Exercise details >> How many of the lines below hold the word "room"? Answer only with the number.

Saved data entries
§ §

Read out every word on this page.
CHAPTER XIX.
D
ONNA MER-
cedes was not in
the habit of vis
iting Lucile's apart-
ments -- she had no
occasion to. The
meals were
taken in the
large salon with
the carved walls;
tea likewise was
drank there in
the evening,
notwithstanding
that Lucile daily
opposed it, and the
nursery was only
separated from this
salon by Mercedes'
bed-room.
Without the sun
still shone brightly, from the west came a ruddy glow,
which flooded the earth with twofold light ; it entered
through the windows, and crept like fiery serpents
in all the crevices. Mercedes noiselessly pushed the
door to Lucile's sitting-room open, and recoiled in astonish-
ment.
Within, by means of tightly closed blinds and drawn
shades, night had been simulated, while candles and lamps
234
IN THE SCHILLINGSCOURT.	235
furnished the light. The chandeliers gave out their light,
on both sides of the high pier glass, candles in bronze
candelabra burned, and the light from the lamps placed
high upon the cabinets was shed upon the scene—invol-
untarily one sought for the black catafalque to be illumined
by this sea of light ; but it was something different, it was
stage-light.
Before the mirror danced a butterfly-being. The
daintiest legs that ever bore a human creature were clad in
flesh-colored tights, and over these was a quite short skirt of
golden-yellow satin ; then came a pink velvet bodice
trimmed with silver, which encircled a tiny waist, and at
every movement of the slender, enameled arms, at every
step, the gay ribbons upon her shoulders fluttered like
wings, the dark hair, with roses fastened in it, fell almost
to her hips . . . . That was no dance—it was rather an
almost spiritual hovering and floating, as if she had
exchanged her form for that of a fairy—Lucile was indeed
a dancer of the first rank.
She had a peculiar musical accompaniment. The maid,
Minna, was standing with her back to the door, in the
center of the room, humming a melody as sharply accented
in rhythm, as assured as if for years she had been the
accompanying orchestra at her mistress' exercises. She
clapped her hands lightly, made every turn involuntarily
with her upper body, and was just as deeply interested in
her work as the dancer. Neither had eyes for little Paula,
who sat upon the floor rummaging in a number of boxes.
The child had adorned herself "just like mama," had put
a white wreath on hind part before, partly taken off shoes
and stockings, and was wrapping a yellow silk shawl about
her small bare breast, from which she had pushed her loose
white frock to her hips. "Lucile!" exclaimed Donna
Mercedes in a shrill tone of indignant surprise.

§ §

Finished exercise >> 3